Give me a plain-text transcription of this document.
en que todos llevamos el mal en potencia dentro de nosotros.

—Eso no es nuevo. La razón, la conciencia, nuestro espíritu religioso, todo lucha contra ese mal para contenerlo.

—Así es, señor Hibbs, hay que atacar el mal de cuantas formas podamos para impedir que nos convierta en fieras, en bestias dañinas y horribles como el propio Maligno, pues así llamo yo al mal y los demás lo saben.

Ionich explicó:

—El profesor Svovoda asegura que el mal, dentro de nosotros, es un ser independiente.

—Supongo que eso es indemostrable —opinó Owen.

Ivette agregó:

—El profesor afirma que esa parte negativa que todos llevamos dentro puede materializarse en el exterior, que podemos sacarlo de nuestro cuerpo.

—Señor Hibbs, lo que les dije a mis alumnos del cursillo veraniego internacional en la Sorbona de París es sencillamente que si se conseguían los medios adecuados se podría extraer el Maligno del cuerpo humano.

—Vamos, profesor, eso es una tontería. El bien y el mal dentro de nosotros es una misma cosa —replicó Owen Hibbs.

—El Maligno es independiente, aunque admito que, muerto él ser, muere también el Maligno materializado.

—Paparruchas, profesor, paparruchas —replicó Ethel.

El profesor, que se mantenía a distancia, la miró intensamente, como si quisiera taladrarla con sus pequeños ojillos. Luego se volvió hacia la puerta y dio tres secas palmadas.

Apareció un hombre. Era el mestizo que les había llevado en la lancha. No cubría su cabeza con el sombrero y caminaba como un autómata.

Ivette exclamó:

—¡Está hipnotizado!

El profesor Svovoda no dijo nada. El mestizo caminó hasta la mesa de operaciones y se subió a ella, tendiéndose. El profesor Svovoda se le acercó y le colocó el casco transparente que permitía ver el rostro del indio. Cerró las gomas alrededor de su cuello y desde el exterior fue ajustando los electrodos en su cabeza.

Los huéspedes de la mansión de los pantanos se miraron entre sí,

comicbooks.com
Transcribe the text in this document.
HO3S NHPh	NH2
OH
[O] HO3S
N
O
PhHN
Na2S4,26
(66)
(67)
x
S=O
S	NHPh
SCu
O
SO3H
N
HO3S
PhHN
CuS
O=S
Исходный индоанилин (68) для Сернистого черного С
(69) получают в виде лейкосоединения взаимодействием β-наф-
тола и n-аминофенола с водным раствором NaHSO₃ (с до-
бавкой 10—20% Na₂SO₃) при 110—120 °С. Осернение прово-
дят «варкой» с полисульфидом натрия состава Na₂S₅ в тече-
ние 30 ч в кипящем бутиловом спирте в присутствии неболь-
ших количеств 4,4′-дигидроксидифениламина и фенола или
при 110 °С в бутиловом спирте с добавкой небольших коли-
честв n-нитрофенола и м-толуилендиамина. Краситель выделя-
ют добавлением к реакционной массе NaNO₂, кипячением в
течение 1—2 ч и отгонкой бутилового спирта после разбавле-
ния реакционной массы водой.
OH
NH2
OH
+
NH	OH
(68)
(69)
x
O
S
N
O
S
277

• • • • • • •

■ Your instructions ■
Write out the records above again, keeping each one identical to the original.

■ Full output ■
Give me a plain-text transcription of this document.
en que todos llevamos el mal en potencia dentro de nosotros.

—Eso no es nuevo. La razón, la conciencia, nuestro espíritu religioso, todo lucha contra ese mal para contenerlo.

—Así es, señor Hibbs, hay que atacar el mal de cuantas formas podamos para impedir que nos convierta en fieras, en bestias dañinas y horribles como el propio Maligno, pues así llamo yo al mal y los demás lo saben.

Ionich explicó:

—El profesor Svovoda asegura que el mal, dentro de nosotros, es un ser independiente.

—Supongo que eso es indemostrable —opinó Owen.

Ivette agregó:

—El profesor afirma que esa parte negativa que todos llevamos dentro puede materializarse en el exterior, que podemos sacarlo de nuestro cuerpo.

—Señor Hibbs, lo que les dije a mis alumnos del cursillo veraniego internacional en la Sorbona de París es sencillamente que si se conseguían los medios adecuados se podría extraer el Maligno del cuerpo humano.

—Vamos, profesor, eso es una tontería. El bien y el mal dentro de nosotros es una misma cosa —replicó Owen Hibbs.

—El Maligno es independiente, aunque admito que, muerto él ser, muere también el Maligno materializado.

—Paparruchas, profesor, paparruchas —replicó Ethel.

El profesor, que se mantenía a distancia, la miró intensamente, como si quisiera taladrarla con sus pequeños ojillos. Luego se volvió hacia la puerta y dio tres secas palmadas.

Apareció un hombre. Era el mestizo que les había llevado en la lancha. No cubría su cabeza con el sombrero y caminaba como un autómata.

Ivette exclamó:

—¡Está hipnotizado!

El profesor Svovoda no dijo nada. El mestizo caminó hasta la mesa de operaciones y se subió a ella, tendiéndose. El profesor Svovoda se le acercó y le colocó el casco transparente que permitía ver el rostro del indio. Cerró las gomas alrededor de su cuello y desde el exterior fue ajustando los electrodos en su cabeza.

Los huéspedes de la mansión de los pantanos se miraron entre sí,

comicbooks.com
Transcribe the text in this document.
HO3S NHPh	NH2
OH
[O] HO3S
N
O
PhHN
Na2S4,26
(66)
(67)
x
S=O
S	NHPh
SCu
O
SO3H
N
HO3S
PhHN
CuS
O=S
Исходный индоанилин (68) для Сернистого черного С
(69) получают в виде лейкосоединения взаимодействием β-наф-
тола и n-аминофенола с водным раствором NaHSO₃ (с до-
бавкой 10—20% Na₂SO₃) при 110—120 °С. Осернение прово-
дят «варкой» с полисульфидом натрия состава Na₂S₅ в тече-
ние 30 ч в кипящем бутиловом спирте в присутствии неболь-
ших количеств 4,4′-дигидроксидифениламина и фенола или
при 110 °С в бутиловом спирте с добавкой небольших коли-
честв n-нитрофенола и м-толуилендиамина. Краситель выделя-
ют добавлением к реакционной массе NaNO₂, кипячением в
течение 1—2 ч и отгонкой бутилового спирта после разбавле-
ния реакционной массы водой.
OH
NH2
OH
+
NH	OH
(68)
(69)
x
O
S
N
O
S
277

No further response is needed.